Data to use:
* START *

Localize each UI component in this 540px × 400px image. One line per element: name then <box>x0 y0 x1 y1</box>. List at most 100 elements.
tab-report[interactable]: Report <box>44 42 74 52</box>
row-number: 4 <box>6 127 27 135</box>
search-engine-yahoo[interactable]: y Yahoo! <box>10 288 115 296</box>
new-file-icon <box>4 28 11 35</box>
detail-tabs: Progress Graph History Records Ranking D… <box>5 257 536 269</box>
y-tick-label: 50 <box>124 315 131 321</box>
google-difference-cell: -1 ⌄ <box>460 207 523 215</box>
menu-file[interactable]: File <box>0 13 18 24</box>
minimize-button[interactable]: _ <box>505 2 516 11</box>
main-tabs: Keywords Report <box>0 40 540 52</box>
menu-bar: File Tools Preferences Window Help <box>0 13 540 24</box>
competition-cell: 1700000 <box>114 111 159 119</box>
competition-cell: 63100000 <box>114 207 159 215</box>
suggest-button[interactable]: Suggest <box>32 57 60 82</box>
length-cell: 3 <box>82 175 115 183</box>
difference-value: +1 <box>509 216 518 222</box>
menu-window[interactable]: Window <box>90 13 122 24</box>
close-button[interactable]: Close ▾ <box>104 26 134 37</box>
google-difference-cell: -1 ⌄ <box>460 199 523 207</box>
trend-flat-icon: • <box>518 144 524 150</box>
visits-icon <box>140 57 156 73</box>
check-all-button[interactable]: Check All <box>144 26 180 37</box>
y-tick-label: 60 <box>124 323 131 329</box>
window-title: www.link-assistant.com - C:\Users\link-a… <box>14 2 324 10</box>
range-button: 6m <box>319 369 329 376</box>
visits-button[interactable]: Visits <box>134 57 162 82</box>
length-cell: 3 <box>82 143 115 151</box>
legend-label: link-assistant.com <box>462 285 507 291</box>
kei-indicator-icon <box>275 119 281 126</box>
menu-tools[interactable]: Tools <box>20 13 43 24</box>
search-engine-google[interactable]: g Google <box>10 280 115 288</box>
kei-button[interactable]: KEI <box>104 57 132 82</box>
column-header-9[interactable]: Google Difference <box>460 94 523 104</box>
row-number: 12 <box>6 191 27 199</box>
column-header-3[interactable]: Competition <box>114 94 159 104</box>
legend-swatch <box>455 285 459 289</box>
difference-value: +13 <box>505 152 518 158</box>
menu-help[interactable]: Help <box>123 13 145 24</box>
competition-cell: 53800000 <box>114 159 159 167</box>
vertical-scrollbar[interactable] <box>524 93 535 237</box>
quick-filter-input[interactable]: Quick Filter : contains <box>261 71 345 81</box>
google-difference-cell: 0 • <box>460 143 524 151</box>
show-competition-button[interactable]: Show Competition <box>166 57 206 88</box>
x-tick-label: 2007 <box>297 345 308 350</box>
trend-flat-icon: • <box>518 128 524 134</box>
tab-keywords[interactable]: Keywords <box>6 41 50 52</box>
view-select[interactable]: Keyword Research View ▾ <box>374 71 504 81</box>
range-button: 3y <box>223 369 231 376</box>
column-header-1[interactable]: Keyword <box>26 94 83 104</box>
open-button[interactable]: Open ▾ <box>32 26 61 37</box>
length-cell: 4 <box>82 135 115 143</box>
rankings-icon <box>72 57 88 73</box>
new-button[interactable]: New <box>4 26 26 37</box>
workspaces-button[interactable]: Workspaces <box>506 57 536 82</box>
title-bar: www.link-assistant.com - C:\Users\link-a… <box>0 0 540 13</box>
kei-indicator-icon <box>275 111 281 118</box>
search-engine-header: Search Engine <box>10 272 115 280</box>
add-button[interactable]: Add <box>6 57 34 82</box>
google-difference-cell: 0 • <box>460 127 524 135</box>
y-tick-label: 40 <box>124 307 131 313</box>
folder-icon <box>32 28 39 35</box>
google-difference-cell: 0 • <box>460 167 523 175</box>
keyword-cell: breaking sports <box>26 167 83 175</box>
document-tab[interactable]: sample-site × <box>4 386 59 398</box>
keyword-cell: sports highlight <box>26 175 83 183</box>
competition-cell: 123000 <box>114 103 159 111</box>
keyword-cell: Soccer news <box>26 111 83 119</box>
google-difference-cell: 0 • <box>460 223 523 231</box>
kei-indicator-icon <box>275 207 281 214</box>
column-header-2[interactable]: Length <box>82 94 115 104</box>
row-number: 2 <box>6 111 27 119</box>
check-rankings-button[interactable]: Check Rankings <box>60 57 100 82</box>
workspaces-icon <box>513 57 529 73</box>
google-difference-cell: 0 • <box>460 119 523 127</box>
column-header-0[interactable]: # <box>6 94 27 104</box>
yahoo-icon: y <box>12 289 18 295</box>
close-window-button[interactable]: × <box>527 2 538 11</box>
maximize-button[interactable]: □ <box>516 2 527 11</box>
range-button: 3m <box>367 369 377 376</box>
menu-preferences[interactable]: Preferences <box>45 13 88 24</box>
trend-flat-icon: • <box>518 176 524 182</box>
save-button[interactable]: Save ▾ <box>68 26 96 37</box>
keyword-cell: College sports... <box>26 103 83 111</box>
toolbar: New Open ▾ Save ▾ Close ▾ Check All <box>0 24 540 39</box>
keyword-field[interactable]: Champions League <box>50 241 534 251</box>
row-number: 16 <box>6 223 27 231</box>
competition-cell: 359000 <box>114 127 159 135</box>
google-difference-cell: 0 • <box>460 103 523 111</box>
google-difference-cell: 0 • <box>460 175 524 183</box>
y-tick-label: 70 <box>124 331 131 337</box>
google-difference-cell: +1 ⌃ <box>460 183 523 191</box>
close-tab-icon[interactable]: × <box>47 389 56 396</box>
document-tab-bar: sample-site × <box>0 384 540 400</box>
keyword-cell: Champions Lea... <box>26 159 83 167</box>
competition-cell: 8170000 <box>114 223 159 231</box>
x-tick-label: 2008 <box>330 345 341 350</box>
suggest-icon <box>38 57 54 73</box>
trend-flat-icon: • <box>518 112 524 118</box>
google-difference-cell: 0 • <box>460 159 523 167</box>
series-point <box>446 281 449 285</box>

* END *

Given problem:
Please write all the lines out again, substituting "row-index" for each "row-number" and leaving everything else as it is.

Solved exercise:
Localize each UI component in this 540px × 400px image. One line per element: name then <box>x0 y0 x1 y1</box>. List at most 100 elements.
tab-report[interactable]: Report <box>44 42 74 52</box>
row-index: 4 <box>6 127 27 135</box>
search-engine-yahoo[interactable]: y Yahoo! <box>10 288 115 296</box>
new-file-icon <box>4 28 11 35</box>
detail-tabs: Progress Graph History Records Ranking D… <box>5 257 536 269</box>
y-tick-label: 50 <box>124 315 131 321</box>
google-difference-cell: -1 ⌄ <box>460 207 523 215</box>
menu-file[interactable]: File <box>0 13 18 24</box>
minimize-button[interactable]: _ <box>505 2 516 11</box>
main-tabs: Keywords Report <box>0 40 540 52</box>
menu-bar: File Tools Preferences Window Help <box>0 13 540 24</box>
competition-cell: 1700000 <box>114 111 159 119</box>
competition-cell: 63100000 <box>114 207 159 215</box>
suggest-button[interactable]: Suggest <box>32 57 60 82</box>
length-cell: 3 <box>82 175 115 183</box>
difference-value: +1 <box>509 216 518 222</box>
menu-window[interactable]: Window <box>90 13 122 24</box>
close-button[interactable]: Close ▾ <box>104 26 134 37</box>
google-difference-cell: -1 ⌄ <box>460 199 523 207</box>
trend-flat-icon: • <box>518 144 524 150</box>
visits-icon <box>140 57 156 73</box>
check-all-button[interactable]: Check All <box>144 26 180 37</box>
y-tick-label: 60 <box>124 323 131 329</box>
window-title: www.link-assistant.com - C:\Users\link-a… <box>14 2 324 10</box>
range-button: 6m <box>319 369 329 376</box>
visits-button[interactable]: Visits <box>134 57 162 82</box>
length-cell: 3 <box>82 143 115 151</box>
legend-label: link-assistant.com <box>462 285 507 291</box>
kei-indicator-icon <box>275 119 281 126</box>
menu-tools[interactable]: Tools <box>20 13 43 24</box>
search-engine-google[interactable]: g Google <box>10 280 115 288</box>
kei-button[interactable]: KEI <box>104 57 132 82</box>
column-header-9[interactable]: Google Difference <box>460 94 523 104</box>
row-index: 12 <box>6 191 27 199</box>
column-header-3[interactable]: Competition <box>114 94 159 104</box>
legend-swatch <box>455 285 459 289</box>
difference-value: +13 <box>505 152 518 158</box>
menu-help[interactable]: Help <box>123 13 145 24</box>
competition-cell: 53800000 <box>114 159 159 167</box>
vertical-scrollbar[interactable] <box>524 93 535 237</box>
quick-filter-input[interactable]: Quick Filter : contains <box>261 71 345 81</box>
google-difference-cell: 0 • <box>460 143 524 151</box>
show-competition-button[interactable]: Show Competition <box>166 57 206 88</box>
x-tick-label: 2007 <box>297 345 308 350</box>
trend-flat-icon: • <box>518 128 524 134</box>
tab-keywords[interactable]: Keywords <box>6 41 50 52</box>
view-select[interactable]: Keyword Research View ▾ <box>374 71 504 81</box>
range-button: 3y <box>223 369 231 376</box>
column-header-1[interactable]: Keyword <box>26 94 83 104</box>
open-button[interactable]: Open ▾ <box>32 26 61 37</box>
length-cell: 4 <box>82 135 115 143</box>
rankings-icon <box>72 57 88 73</box>
new-button[interactable]: New <box>4 26 26 37</box>
workspaces-button[interactable]: Workspaces <box>506 57 536 82</box>
title-bar: www.link-assistant.com - C:\Users\link-a… <box>0 0 540 13</box>
kei-indicator-icon <box>275 111 281 118</box>
search-engine-header: Search Engine <box>10 272 115 280</box>
add-button[interactable]: Add <box>6 57 34 82</box>
google-difference-cell: 0 • <box>460 127 524 135</box>
y-tick-label: 40 <box>124 307 131 313</box>
folder-icon <box>32 28 39 35</box>
google-difference-cell: 0 • <box>460 167 523 175</box>
keyword-cell: breaking sports <box>26 167 83 175</box>
document-tab[interactable]: sample-site × <box>4 386 59 398</box>
keyword-cell: sports highlight <box>26 175 83 183</box>
competition-cell: 123000 <box>114 103 159 111</box>
keyword-cell: Soccer news <box>26 111 83 119</box>
google-difference-cell: 0 • <box>460 223 523 231</box>
kei-indicator-icon <box>275 207 281 214</box>
column-header-2[interactable]: Length <box>82 94 115 104</box>
row-index: 2 <box>6 111 27 119</box>
check-rankings-button[interactable]: Check Rankings <box>60 57 100 82</box>
workspaces-icon <box>513 57 529 73</box>
google-difference-cell: 0 • <box>460 119 523 127</box>
column-header-0[interactable]: # <box>6 94 27 104</box>
yahoo-icon: y <box>12 289 18 295</box>
close-window-button[interactable]: × <box>527 2 538 11</box>
maximize-button[interactable]: □ <box>516 2 527 11</box>
range-button: 3m <box>367 369 377 376</box>
menu-preferences[interactable]: Preferences <box>45 13 88 24</box>
trend-flat-icon: • <box>518 176 524 182</box>
save-button[interactable]: Save ▾ <box>68 26 96 37</box>
keyword-cell: College sports... <box>26 103 83 111</box>
toolbar: New Open ▾ Save ▾ Close ▾ Check All <box>0 24 540 39</box>
keyword-field[interactable]: Champions League <box>50 241 534 251</box>
row-index: 16 <box>6 223 27 231</box>
competition-cell: 359000 <box>114 127 159 135</box>
google-difference-cell: 0 • <box>460 103 523 111</box>
google-difference-cell: 0 • <box>460 175 524 183</box>
y-tick-label: 70 <box>124 331 131 337</box>
google-difference-cell: +1 ⌃ <box>460 183 523 191</box>
close-tab-icon[interactable]: × <box>47 389 56 396</box>
document-tab-bar: sample-site × <box>0 384 540 400</box>
keyword-cell: Champions Lea... <box>26 159 83 167</box>
competition-cell: 8170000 <box>114 223 159 231</box>
x-tick-label: 2008 <box>330 345 341 350</box>
suggest-icon <box>38 57 54 73</box>
trend-flat-icon: • <box>518 112 524 118</box>
google-difference-cell: 0 • <box>460 159 523 167</box>
series-point <box>446 281 449 285</box>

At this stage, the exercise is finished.